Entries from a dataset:
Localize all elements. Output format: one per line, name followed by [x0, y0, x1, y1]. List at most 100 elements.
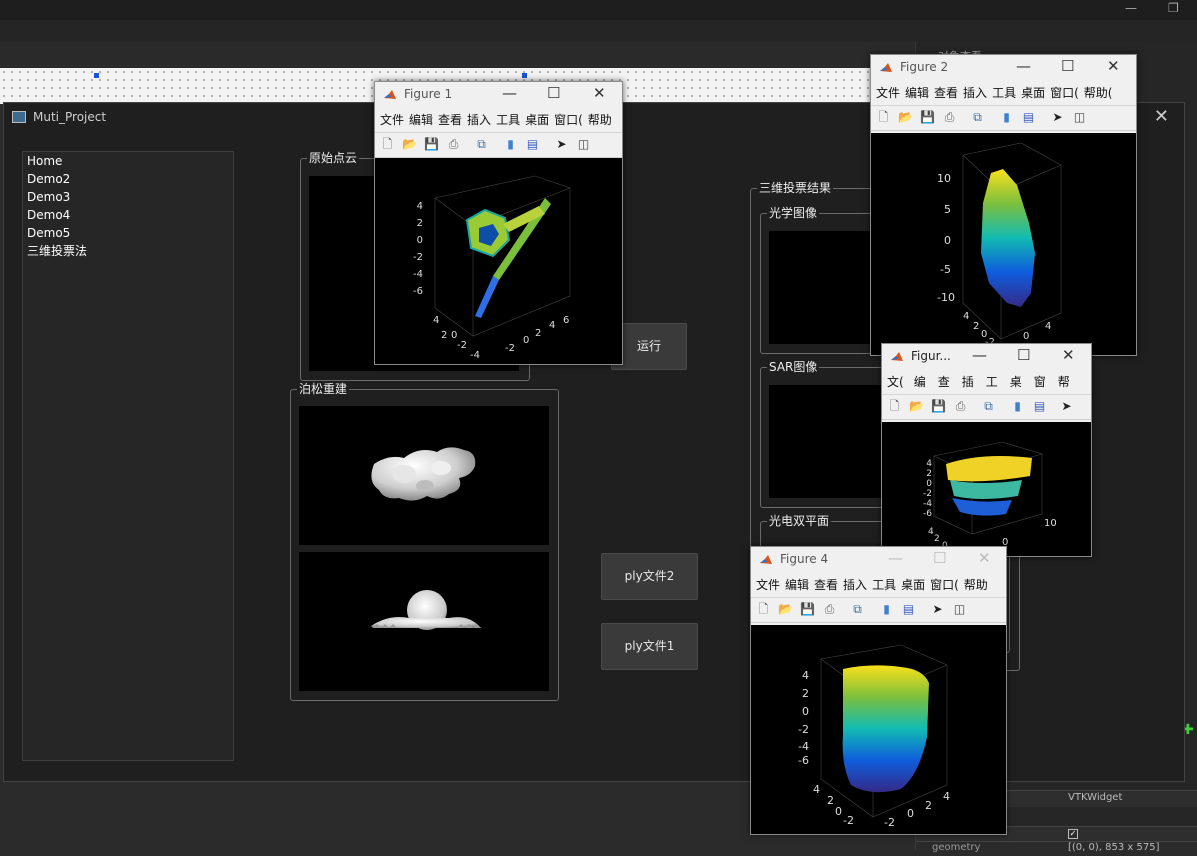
maximize-icon[interactable]: ☐: [547, 84, 560, 102]
colorbar-icon[interactable]: ▮: [999, 110, 1014, 125]
menu-file[interactable]: 文件: [380, 110, 404, 130]
figure4-plot[interactable]: 4 2 0 -2 -4 -6 4 2 0 -2 -2 0 2 4: [751, 625, 1006, 834]
menu-insert[interactable]: 插入: [467, 110, 491, 130]
menu-edit[interactable]: 编辑: [409, 110, 433, 130]
legend-icon[interactable]: ▤: [901, 602, 916, 617]
menu-view[interactable]: 查看: [814, 575, 838, 595]
close-icon[interactable]: ✕: [1107, 57, 1120, 75]
menu-help[interactable]: 帮助(: [1084, 83, 1113, 103]
menu-desktop[interactable]: 桌面: [901, 575, 925, 595]
menu-edit[interactable]: 编: [914, 372, 926, 392]
link-plot-icon[interactable]: ⧉: [850, 602, 865, 617]
link-plot-icon[interactable]: ⧉: [474, 137, 489, 152]
menu-window[interactable]: 窗口(: [930, 575, 959, 595]
menu-edit[interactable]: 编辑: [785, 575, 809, 595]
close-icon[interactable]: ✕: [593, 84, 606, 102]
property-row[interactable]: geometry [(0, 0), 853 x 575]: [916, 841, 1197, 856]
new-file-icon[interactable]: 🗋: [887, 399, 902, 414]
nav-item-voting[interactable]: 三维投票法: [23, 242, 233, 260]
minimize-icon[interactable]: —: [888, 549, 903, 567]
menu-view[interactable]: 查看: [438, 110, 462, 130]
figure1-plot[interactable]: 4 2 0 -2 -4 -6 4 2 0 -2 -4 -2 0 2 4 6: [375, 158, 622, 364]
menu-help[interactable]: 帮助: [964, 575, 988, 595]
nav-item-demo3[interactable]: Demo3: [23, 188, 233, 206]
minimize-icon[interactable]: —: [502, 84, 517, 102]
menu-edit[interactable]: 编辑: [905, 83, 929, 103]
figure-titlebar[interactable]: Figure 2 — ☐ ✕: [871, 55, 1136, 81]
ide-restore-icon[interactable]: ❐: [1168, 1, 1179, 15]
ide-minimize-icon[interactable]: —: [1125, 1, 1137, 15]
menu-view[interactable]: 查看: [934, 83, 958, 103]
print-icon[interactable]: ⎙: [942, 110, 957, 125]
menu-tools[interactable]: 工具: [496, 110, 520, 130]
new-file-icon[interactable]: 🗋: [380, 137, 395, 152]
figure-titlebar[interactable]: Figure 4 — ☐ ✕: [751, 547, 1006, 573]
save-icon[interactable]: 💾: [800, 602, 815, 617]
pointer-icon[interactable]: ➤: [554, 137, 569, 152]
link-plot-icon[interactable]: ⧉: [981, 399, 996, 414]
menu-insert[interactable]: 插: [962, 372, 974, 392]
poisson-viewer-bottom[interactable]: [299, 552, 549, 691]
new-file-icon[interactable]: 🗋: [756, 602, 771, 617]
selection-handle[interactable]: [522, 73, 527, 78]
open-folder-icon[interactable]: 📂: [898, 110, 913, 125]
ply1-button[interactable]: ply文件1: [601, 623, 698, 670]
link-plot-icon[interactable]: ⧉: [970, 110, 985, 125]
figure3-plot[interactable]: 4 2 0 -2 -4 -6 4 2 0 -2 -4 -5 0 10: [882, 422, 1091, 556]
legend-icon[interactable]: ▤: [525, 137, 540, 152]
nav-item-demo2[interactable]: Demo2: [23, 170, 233, 188]
colorbar-icon[interactable]: ▮: [503, 137, 518, 152]
menu-window[interactable]: 窗口(: [1050, 83, 1079, 103]
new-file-icon[interactable]: 🗋: [876, 110, 891, 125]
maximize-icon[interactable]: ☐: [933, 549, 946, 567]
print-icon[interactable]: ⎙: [953, 399, 968, 414]
menu-file[interactable]: 文(: [887, 372, 904, 392]
property-editor-icon[interactable]: ◫: [576, 137, 591, 152]
menu-window[interactable]: 窗: [1034, 372, 1046, 392]
figure-titlebar[interactable]: Figure 1 — ☐ ✕: [375, 82, 622, 108]
poisson-viewer-top[interactable]: [299, 406, 549, 545]
menu-insert[interactable]: 插入: [843, 575, 867, 595]
menu-desktop[interactable]: 桌面: [1021, 83, 1045, 103]
enabled-checkbox[interactable]: ✓: [1068, 829, 1078, 839]
property-editor-icon[interactable]: ◫: [1072, 110, 1087, 125]
menu-tools[interactable]: 工具: [992, 83, 1016, 103]
nav-item-demo4[interactable]: Demo4: [23, 206, 233, 224]
selection-handle[interactable]: [94, 73, 99, 78]
close-icon[interactable]: ✕: [1154, 106, 1169, 127]
menu-file[interactable]: 文件: [876, 83, 900, 103]
ply2-button[interactable]: ply文件2: [601, 553, 698, 600]
open-folder-icon[interactable]: 📂: [909, 399, 924, 414]
figure2-plot[interactable]: 10 5 0 -5 -10 4 2 0 -2 -4 0 4: [871, 133, 1136, 355]
legend-icon[interactable]: ▤: [1032, 399, 1047, 414]
nav-item-home[interactable]: Home: [23, 152, 233, 170]
menu-tools[interactable]: 工: [986, 372, 998, 392]
menu-help[interactable]: 帮: [1058, 372, 1070, 392]
figure-titlebar[interactable]: Figur... — ☐ ✕: [882, 344, 1091, 370]
menu-insert[interactable]: 插入: [963, 83, 987, 103]
legend-icon[interactable]: ▤: [1021, 110, 1036, 125]
pointer-icon[interactable]: ➤: [930, 602, 945, 617]
menu-view[interactable]: 查: [938, 372, 950, 392]
open-folder-icon[interactable]: 📂: [402, 137, 417, 152]
colorbar-icon[interactable]: ▮: [1010, 399, 1025, 414]
menu-window[interactable]: 窗口(: [554, 110, 583, 130]
property-editor-icon[interactable]: ◫: [952, 602, 967, 617]
save-icon[interactable]: 💾: [920, 110, 935, 125]
maximize-icon[interactable]: ☐: [1061, 57, 1074, 75]
menu-desktop[interactable]: 桌面: [525, 110, 549, 130]
open-folder-icon[interactable]: 📂: [778, 602, 793, 617]
close-icon[interactable]: ✕: [978, 549, 991, 567]
menu-help[interactable]: 帮助: [588, 110, 612, 130]
print-icon[interactable]: ⎙: [446, 137, 461, 152]
minimize-icon[interactable]: —: [972, 346, 987, 364]
menu-tools[interactable]: 工具: [872, 575, 896, 595]
close-icon[interactable]: ✕: [1062, 346, 1075, 364]
save-icon[interactable]: 💾: [424, 137, 439, 152]
save-icon[interactable]: 💾: [931, 399, 946, 414]
minimize-icon[interactable]: —: [1016, 57, 1031, 75]
nav-item-demo5[interactable]: Demo5: [23, 224, 233, 242]
menu-desktop[interactable]: 桌: [1010, 372, 1022, 392]
colorbar-icon[interactable]: ▮: [879, 602, 894, 617]
pointer-icon[interactable]: ➤: [1059, 399, 1074, 414]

## Task to carry out
Reproduce every entry above word for word, omitting the pictures.

## Written answer
Localize all elements. Output format: one per line, name followed by [x0, y0, x1, y1]. List at most 100 elements.
maximize-icon[interactable]: ☐: [547, 84, 560, 102]
colorbar-icon[interactable]: ▮: [999, 110, 1014, 125]
menu-file[interactable]: 文件: [380, 110, 404, 130]
figure4-plot[interactable]: 4 2 0 -2 -4 -6 4 2 0 -2 -2 0 2 4: [751, 625, 1006, 834]
menu-insert[interactable]: 插入: [467, 110, 491, 130]
menu-edit[interactable]: 编辑: [409, 110, 433, 130]
legend-icon[interactable]: ▤: [901, 602, 916, 617]
menu-view[interactable]: 查看: [814, 575, 838, 595]
close-icon[interactable]: ✕: [1107, 57, 1120, 75]
menu-help[interactable]: 帮助(: [1084, 83, 1113, 103]
menu-desktop[interactable]: 桌面: [901, 575, 925, 595]
menu-edit[interactable]: 编: [914, 372, 926, 392]
link-plot-icon[interactable]: ⧉: [850, 602, 865, 617]
link-plot-icon[interactable]: ⧉: [474, 137, 489, 152]
menu-window[interactable]: 窗口(: [930, 575, 959, 595]
menu-edit[interactable]: 编辑: [785, 575, 809, 595]
close-icon[interactable]: ✕: [593, 84, 606, 102]
property-row[interactable]: geometry [(0, 0), 853 x 575]: [916, 841, 1197, 856]
new-file-icon[interactable]: 🗋: [887, 399, 902, 414]
nav-item-voting[interactable]: 三维投票法: [23, 242, 233, 260]
minimize-icon[interactable]: —: [888, 549, 903, 567]
menu-view[interactable]: 查看: [438, 110, 462, 130]
figure1-plot[interactable]: 4 2 0 -2 -4 -6 4 2 0 -2 -4 -2 0 2 4 6: [375, 158, 622, 364]
menu-help[interactable]: 帮助: [964, 575, 988, 595]
nav-item-demo3[interactable]: Demo3: [23, 188, 233, 206]
minimize-icon[interactable]: —: [502, 84, 517, 102]
menu-edit[interactable]: 编辑: [905, 83, 929, 103]
figure-titlebar[interactable]: Figure 2 — ☐ ✕: [871, 55, 1136, 81]
ide-restore-icon[interactable]: ❐: [1168, 1, 1179, 15]
ide-minimize-icon[interactable]: —: [1125, 1, 1137, 15]
menu-view[interactable]: 查看: [934, 83, 958, 103]
print-icon[interactable]: ⎙: [942, 110, 957, 125]
menu-tools[interactable]: 工具: [496, 110, 520, 130]
new-file-icon[interactable]: 🗋: [380, 137, 395, 152]
figure-titlebar[interactable]: Figure 4 — ☐ ✕: [751, 547, 1006, 573]
save-icon[interactable]: 💾: [800, 602, 815, 617]
pointer-icon[interactable]: ➤: [554, 137, 569, 152]
link-plot-icon[interactable]: ⧉: [981, 399, 996, 414]
menu-insert[interactable]: 插: [962, 372, 974, 392]
poisson-viewer-bottom[interactable]: [299, 552, 549, 691]
new-file-icon[interactable]: 🗋: [756, 602, 771, 617]
selection-handle[interactable]: [522, 73, 527, 78]
open-folder-icon[interactable]: 📂: [898, 110, 913, 125]
ply1-button[interactable]: ply文件1: [601, 623, 698, 670]
link-plot-icon[interactable]: ⧉: [970, 110, 985, 125]
figure3-plot[interactable]: 4 2 0 -2 -4 -6 4 2 0 -2 -4 -5 0 10: [882, 422, 1091, 556]
legend-icon[interactable]: ▤: [525, 137, 540, 152]
nav-item-demo2[interactable]: Demo2: [23, 170, 233, 188]
colorbar-icon[interactable]: ▮: [503, 137, 518, 152]
menu-window[interactable]: 窗口(: [1050, 83, 1079, 103]
new-file-icon[interactable]: 🗋: [876, 110, 891, 125]
maximize-icon[interactable]: ☐: [933, 549, 946, 567]
print-icon[interactable]: ⎙: [953, 399, 968, 414]
menu-file[interactable]: 文(: [887, 372, 904, 392]
property-editor-icon[interactable]: ◫: [576, 137, 591, 152]
menu-window[interactable]: 窗: [1034, 372, 1046, 392]
figure-titlebar[interactable]: Figure 1 — ☐ ✕: [375, 82, 622, 108]
poisson-viewer-top[interactable]: [299, 406, 549, 545]
menu-insert[interactable]: 插入: [843, 575, 867, 595]
menu-desktop[interactable]: 桌面: [1021, 83, 1045, 103]
enabled-checkbox[interactable]: ✓: [1068, 829, 1078, 839]
property-editor-icon[interactable]: ◫: [1072, 110, 1087, 125]
menu-tools[interactable]: 工具: [992, 83, 1016, 103]
nav-item-demo4[interactable]: Demo4: [23, 206, 233, 224]
selection-handle[interactable]: [94, 73, 99, 78]
close-icon[interactable]: ✕: [1154, 106, 1169, 127]
menu-file[interactable]: 文件: [876, 83, 900, 103]
ply2-button[interactable]: ply文件2: [601, 553, 698, 600]
open-folder-icon[interactable]: 📂: [909, 399, 924, 414]
figure2-plot[interactable]: 10 5 0 -5 -10 4 2 0 -2 -4 0 4: [871, 133, 1136, 355]
legend-icon[interactable]: ▤: [1032, 399, 1047, 414]
nav-item-home[interactable]: Home: [23, 152, 233, 170]
menu-tools[interactable]: 工: [986, 372, 998, 392]
menu-help[interactable]: 帮: [1058, 372, 1070, 392]
figure-titlebar[interactable]: Figur... — ☐ ✕: [882, 344, 1091, 370]
menu-insert[interactable]: 插入: [963, 83, 987, 103]
legend-icon[interactable]: ▤: [1021, 110, 1036, 125]
pointer-icon[interactable]: ➤: [930, 602, 945, 617]
menu-view[interactable]: 查: [938, 372, 950, 392]
open-folder-icon[interactable]: 📂: [402, 137, 417, 152]
colorbar-icon[interactable]: ▮: [1010, 399, 1025, 414]
menu-window[interactable]: 窗口(: [554, 110, 583, 130]
property-editor-icon[interactable]: ◫: [952, 602, 967, 617]
save-icon[interactable]: 💾: [920, 110, 935, 125]
maximize-icon[interactable]: ☐: [1061, 57, 1074, 75]
menu-desktop[interactable]: 桌面: [525, 110, 549, 130]
open-folder-icon[interactable]: 📂: [778, 602, 793, 617]
close-icon[interactable]: ✕: [978, 549, 991, 567]
menu-help[interactable]: 帮助: [588, 110, 612, 130]
print-icon[interactable]: ⎙: [446, 137, 461, 152]
minimize-icon[interactable]: —: [972, 346, 987, 364]
menu-tools[interactable]: 工具: [872, 575, 896, 595]
close-icon[interactable]: ✕: [1062, 346, 1075, 364]
save-icon[interactable]: 💾: [424, 137, 439, 152]
save-icon[interactable]: 💾: [931, 399, 946, 414]
minimize-icon[interactable]: —: [1016, 57, 1031, 75]
nav-item-demo5[interactable]: Demo5: [23, 224, 233, 242]
menu-desktop[interactable]: 桌: [1010, 372, 1022, 392]
colorbar-icon[interactable]: ▮: [879, 602, 894, 617]
pointer-icon[interactable]: ➤: [1059, 399, 1074, 414]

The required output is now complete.